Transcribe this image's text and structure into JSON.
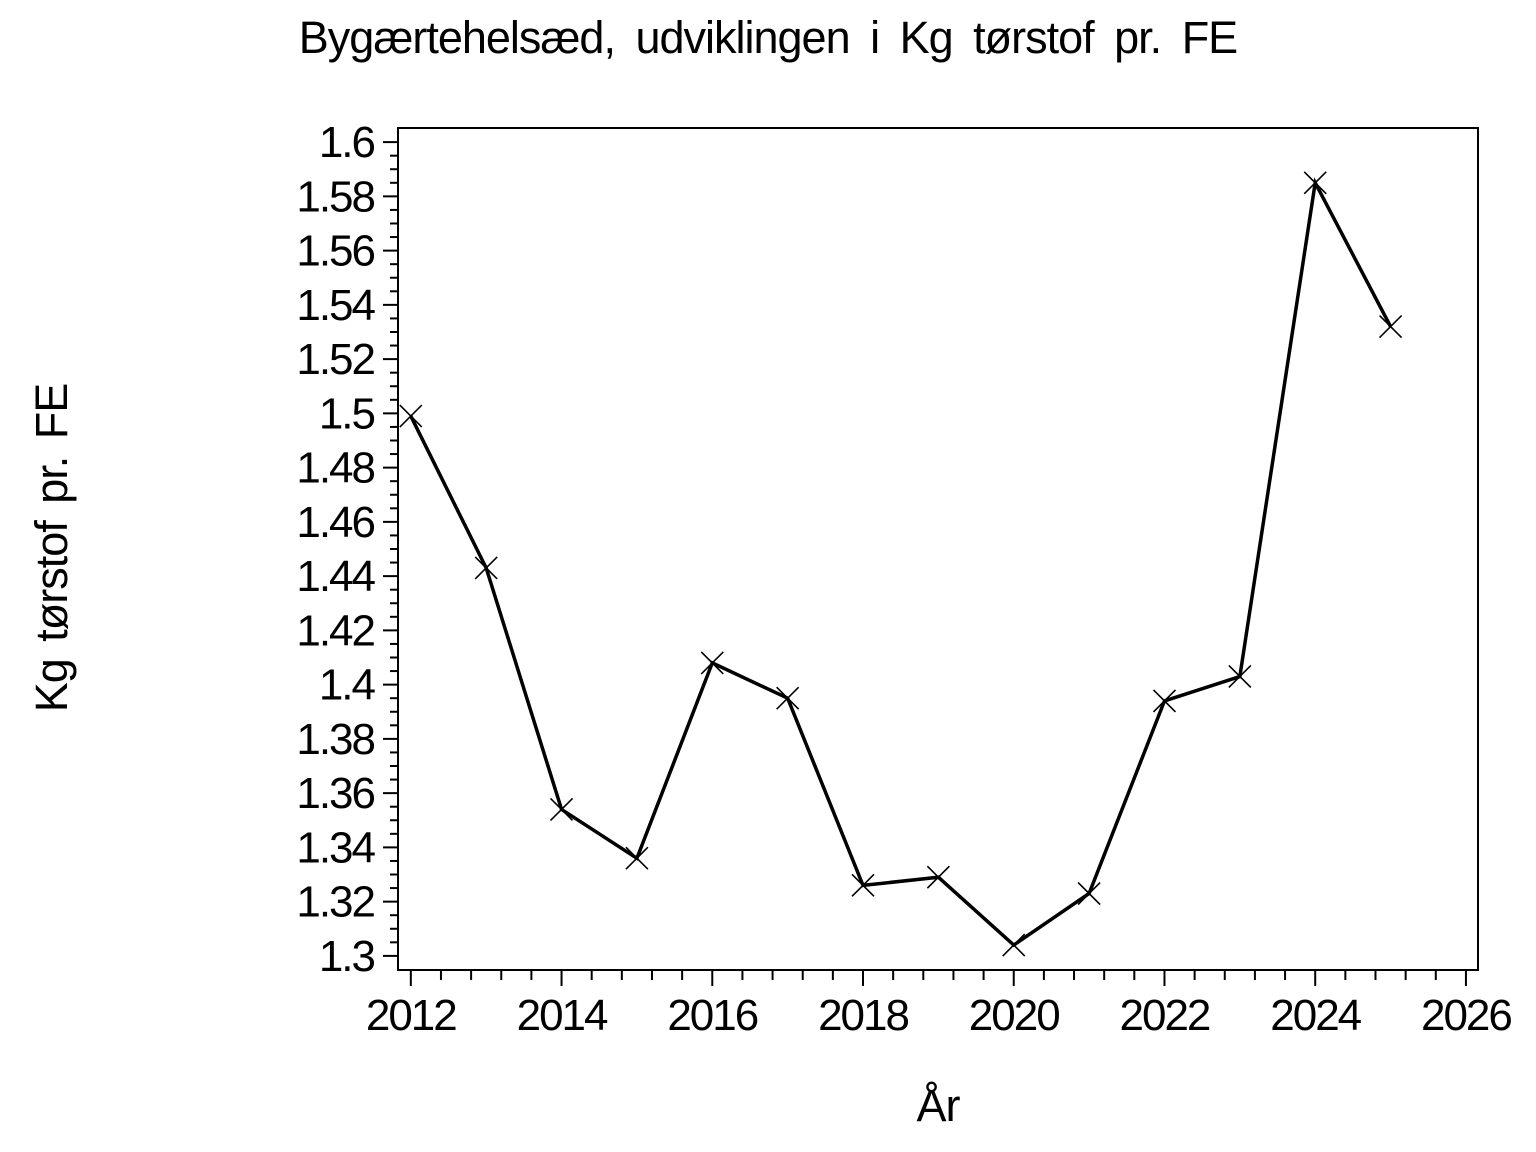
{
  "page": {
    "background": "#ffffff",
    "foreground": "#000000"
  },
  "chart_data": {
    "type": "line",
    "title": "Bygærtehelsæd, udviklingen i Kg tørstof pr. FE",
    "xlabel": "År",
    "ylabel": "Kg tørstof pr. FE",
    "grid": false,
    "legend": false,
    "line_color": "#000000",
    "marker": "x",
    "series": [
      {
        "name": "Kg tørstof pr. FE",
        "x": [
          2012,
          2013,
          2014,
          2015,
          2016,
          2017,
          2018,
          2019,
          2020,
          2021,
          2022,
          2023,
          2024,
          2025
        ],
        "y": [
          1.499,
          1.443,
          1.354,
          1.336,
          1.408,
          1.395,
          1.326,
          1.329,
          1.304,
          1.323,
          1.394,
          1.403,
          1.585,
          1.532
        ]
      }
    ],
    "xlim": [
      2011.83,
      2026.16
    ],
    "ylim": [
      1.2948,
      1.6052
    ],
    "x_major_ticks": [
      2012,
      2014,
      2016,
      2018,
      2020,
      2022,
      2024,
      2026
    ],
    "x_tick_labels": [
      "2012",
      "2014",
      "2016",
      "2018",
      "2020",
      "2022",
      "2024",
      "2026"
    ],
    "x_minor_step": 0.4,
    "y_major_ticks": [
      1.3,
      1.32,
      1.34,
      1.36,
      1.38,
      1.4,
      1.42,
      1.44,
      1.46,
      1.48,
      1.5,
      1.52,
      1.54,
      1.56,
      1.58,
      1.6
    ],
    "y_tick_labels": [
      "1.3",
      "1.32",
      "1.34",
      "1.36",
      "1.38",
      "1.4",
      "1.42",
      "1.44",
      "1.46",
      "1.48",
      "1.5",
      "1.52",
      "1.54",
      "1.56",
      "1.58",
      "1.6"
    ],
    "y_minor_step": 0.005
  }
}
---
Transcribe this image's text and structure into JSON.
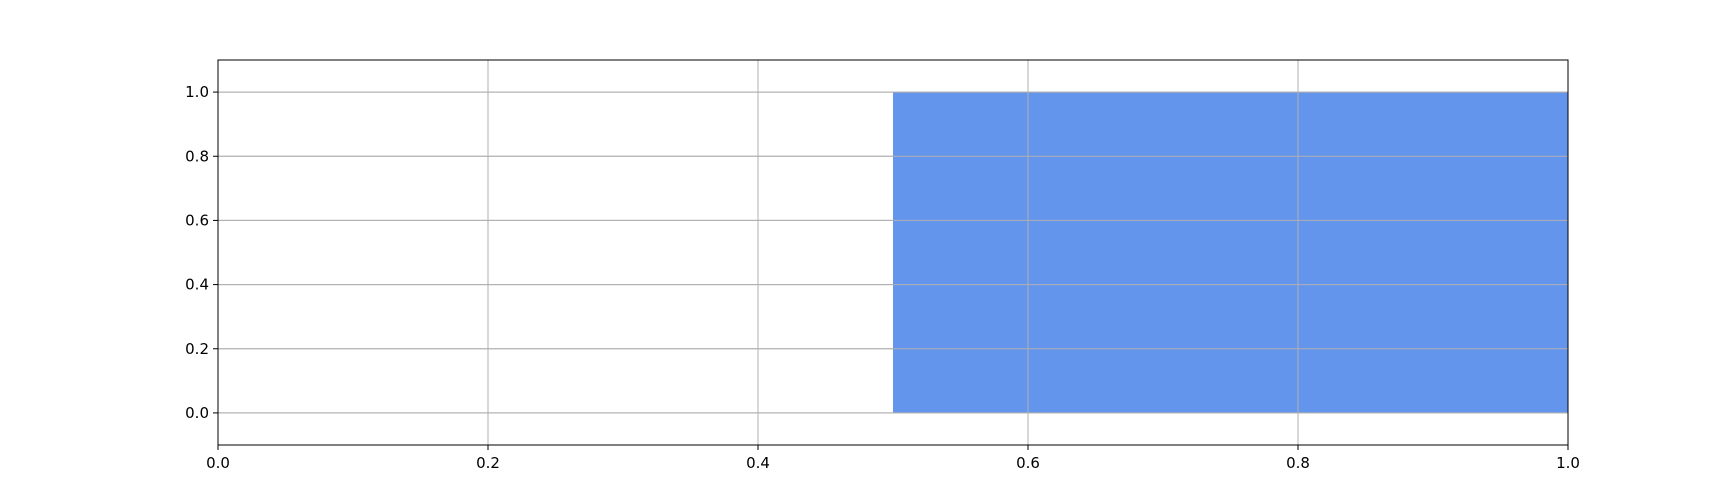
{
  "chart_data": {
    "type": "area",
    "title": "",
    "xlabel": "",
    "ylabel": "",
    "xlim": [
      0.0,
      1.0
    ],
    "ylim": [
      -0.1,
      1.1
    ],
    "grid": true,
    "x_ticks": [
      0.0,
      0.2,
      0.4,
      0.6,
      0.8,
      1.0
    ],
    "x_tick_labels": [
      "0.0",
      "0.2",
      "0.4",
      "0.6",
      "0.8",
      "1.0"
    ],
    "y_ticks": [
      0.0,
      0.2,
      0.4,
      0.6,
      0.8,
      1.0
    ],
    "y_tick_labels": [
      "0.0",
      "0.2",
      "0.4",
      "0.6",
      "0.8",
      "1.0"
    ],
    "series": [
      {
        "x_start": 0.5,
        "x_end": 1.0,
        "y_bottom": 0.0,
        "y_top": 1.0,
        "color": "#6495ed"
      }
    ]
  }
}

■ **WHAT TO DO**: Which lines hold the string "title"? Copy all of them from the data above.

■ **TASK RESPONSE**:
    "title": "Bygærtehelsæd, udviklingen i Kg tørstof pr. FE",
    "title": "",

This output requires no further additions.